• SHORT EXERCISE
Using the data below, repeat all of it precisely.

• INPUT MATERIAL
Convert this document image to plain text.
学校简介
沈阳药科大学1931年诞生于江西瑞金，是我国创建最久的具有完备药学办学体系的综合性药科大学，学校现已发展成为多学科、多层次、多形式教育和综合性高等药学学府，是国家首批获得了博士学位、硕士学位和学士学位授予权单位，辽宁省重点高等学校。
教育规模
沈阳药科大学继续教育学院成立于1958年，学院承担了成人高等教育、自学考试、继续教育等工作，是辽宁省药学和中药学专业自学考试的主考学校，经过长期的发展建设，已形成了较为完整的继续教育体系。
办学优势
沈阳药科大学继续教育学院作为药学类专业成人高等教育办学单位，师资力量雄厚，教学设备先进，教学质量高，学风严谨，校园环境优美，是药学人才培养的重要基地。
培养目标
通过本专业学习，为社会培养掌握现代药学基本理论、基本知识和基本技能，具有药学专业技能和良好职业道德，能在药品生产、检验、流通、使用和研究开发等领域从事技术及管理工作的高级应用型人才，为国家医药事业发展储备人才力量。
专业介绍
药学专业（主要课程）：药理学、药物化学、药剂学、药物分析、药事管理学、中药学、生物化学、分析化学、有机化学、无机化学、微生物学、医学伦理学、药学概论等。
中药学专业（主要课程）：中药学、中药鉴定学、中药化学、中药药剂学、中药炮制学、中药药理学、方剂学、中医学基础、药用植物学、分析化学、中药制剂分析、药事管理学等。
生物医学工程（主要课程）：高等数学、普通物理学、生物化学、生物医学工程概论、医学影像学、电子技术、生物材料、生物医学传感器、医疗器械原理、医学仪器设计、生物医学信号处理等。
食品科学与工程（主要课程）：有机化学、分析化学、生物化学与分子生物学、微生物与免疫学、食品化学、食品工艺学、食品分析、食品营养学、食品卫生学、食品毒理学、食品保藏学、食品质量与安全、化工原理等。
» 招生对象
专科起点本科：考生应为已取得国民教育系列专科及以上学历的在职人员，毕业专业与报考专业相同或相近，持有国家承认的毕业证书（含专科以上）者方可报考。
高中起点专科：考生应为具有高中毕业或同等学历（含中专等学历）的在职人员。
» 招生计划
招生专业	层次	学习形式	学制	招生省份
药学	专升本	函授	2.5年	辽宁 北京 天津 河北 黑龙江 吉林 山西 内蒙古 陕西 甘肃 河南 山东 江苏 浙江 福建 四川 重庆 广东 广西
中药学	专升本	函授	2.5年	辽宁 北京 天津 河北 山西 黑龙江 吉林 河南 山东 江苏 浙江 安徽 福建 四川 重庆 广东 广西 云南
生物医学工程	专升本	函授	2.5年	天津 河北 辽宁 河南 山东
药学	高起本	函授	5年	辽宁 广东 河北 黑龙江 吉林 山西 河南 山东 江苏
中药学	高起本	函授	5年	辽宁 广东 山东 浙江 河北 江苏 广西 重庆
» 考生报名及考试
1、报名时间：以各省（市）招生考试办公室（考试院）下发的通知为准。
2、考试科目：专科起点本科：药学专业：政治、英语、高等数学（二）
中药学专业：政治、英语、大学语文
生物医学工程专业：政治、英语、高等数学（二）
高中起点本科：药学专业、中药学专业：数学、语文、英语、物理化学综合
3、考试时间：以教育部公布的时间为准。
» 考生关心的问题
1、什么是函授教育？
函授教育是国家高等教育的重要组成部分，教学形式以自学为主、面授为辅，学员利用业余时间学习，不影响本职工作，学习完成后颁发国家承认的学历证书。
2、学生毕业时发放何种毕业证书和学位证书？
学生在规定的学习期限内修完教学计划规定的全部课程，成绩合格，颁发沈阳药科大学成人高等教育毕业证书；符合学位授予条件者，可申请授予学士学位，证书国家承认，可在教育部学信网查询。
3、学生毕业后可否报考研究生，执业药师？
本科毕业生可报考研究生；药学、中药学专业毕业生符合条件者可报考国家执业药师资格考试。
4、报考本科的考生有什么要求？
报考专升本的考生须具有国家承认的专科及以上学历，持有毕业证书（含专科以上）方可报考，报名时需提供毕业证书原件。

• REPLY TO THE EXERCISE
Convert this document image to plain text.
学校简介
沈阳药科大学1931年诞生于江西瑞金，是我国创建最久的具有完备药学办学体系的综合性药科大学，学校现已发展成为多学科、多层次、多形式教育和综合性高等药学学府，是国家首批获得了博士学位、硕士学位和学士学位授予权单位，辽宁省重点高等学校。
教育规模
沈阳药科大学继续教育学院成立于1958年，学院承担了成人高等教育、自学考试、继续教育等工作，是辽宁省药学和中药学专业自学考试的主考学校，经过长期的发展建设，已形成了较为完整的继续教育体系。
办学优势
沈阳药科大学继续教育学院作为药学类专业成人高等教育办学单位，师资力量雄厚，教学设备先进，教学质量高，学风严谨，校园环境优美，是药学人才培养的重要基地。
培养目标
通过本专业学习，为社会培养掌握现代药学基本理论、基本知识和基本技能，具有药学专业技能和良好职业道德，能在药品生产、检验、流通、使用和研究开发等领域从事技术及管理工作的高级应用型人才，为国家医药事业发展储备人才力量。
专业介绍
药学专业（主要课程）：药理学、药物化学、药剂学、药物分析、药事管理学、中药学、生物化学、分析化学、有机化学、无机化学、微生物学、医学伦理学、药学概论等。
中药学专业（主要课程）：中药学、中药鉴定学、中药化学、中药药剂学、中药炮制学、中药药理学、方剂学、中医学基础、药用植物学、分析化学、中药制剂分析、药事管理学等。
生物医学工程（主要课程）：高等数学、普通物理学、生物化学、生物医学工程概论、医学影像学、电子技术、生物材料、生物医学传感器、医疗器械原理、医学仪器设计、生物医学信号处理等。
食品科学与工程（主要课程）：有机化学、分析化学、生物化学与分子生物学、微生物与免疫学、食品化学、食品工艺学、食品分析、食品营养学、食品卫生学、食品毒理学、食品保藏学、食品质量与安全、化工原理等。
» 招生对象
专科起点本科：考生应为已取得国民教育系列专科及以上学历的在职人员，毕业专业与报考专业相同或相近，持有国家承认的毕业证书（含专科以上）者方可报考。
高中起点专科：考生应为具有高中毕业或同等学历（含中专等学历）的在职人员。
» 招生计划
招生专业	层次	学习形式	学制	招生省份
药学	专升本	函授	2.5年	辽宁 北京 天津 河北 黑龙江 吉林 山西 内蒙古 陕西 甘肃 河南 山东 江苏 浙江 福建 四川 重庆 广东 广西
中药学	专升本	函授	2.5年	辽宁 北京 天津 河北 山西 黑龙江 吉林 河南 山东 江苏 浙江 安徽 福建 四川 重庆 广东 广西 云南
生物医学工程	专升本	函授	2.5年	天津 河北 辽宁 河南 山东
药学	高起本	函授	5年	辽宁 广东 河北 黑龙江 吉林 山西 河南 山东 江苏
中药学	高起本	函授	5年	辽宁 广东 山东 浙江 河北 江苏 广西 重庆
» 考生报名及考试
1、报名时间：以各省（市）招生考试办公室（考试院）下发的通知为准。
2、考试科目：专科起点本科：药学专业：政治、英语、高等数学（二）
中药学专业：政治、英语、大学语文
生物医学工程专业：政治、英语、高等数学（二）
高中起点本科：药学专业、中药学专业：数学、语文、英语、物理化学综合
3、考试时间：以教育部公布的时间为准。
» 考生关心的问题
1、什么是函授教育？
函授教育是国家高等教育的重要组成部分，教学形式以自学为主、面授为辅，学员利用业余时间学习，不影响本职工作，学习完成后颁发国家承认的学历证书。
2、学生毕业时发放何种毕业证书和学位证书？
学生在规定的学习期限内修完教学计划规定的全部课程，成绩合格，颁发沈阳药科大学成人高等教育毕业证书；符合学位授予条件者，可申请授予学士学位，证书国家承认，可在教育部学信网查询。
3、学生毕业后可否报考研究生，执业药师？
本科毕业生可报考研究生；药学、中药学专业毕业生符合条件者可报考国家执业药师资格考试。
4、报考本科的考生有什么要求？
报考专升本的考生须具有国家承认的专科及以上学历，持有毕业证书（含专科以上）方可报考，报名时需提供毕业证书原件。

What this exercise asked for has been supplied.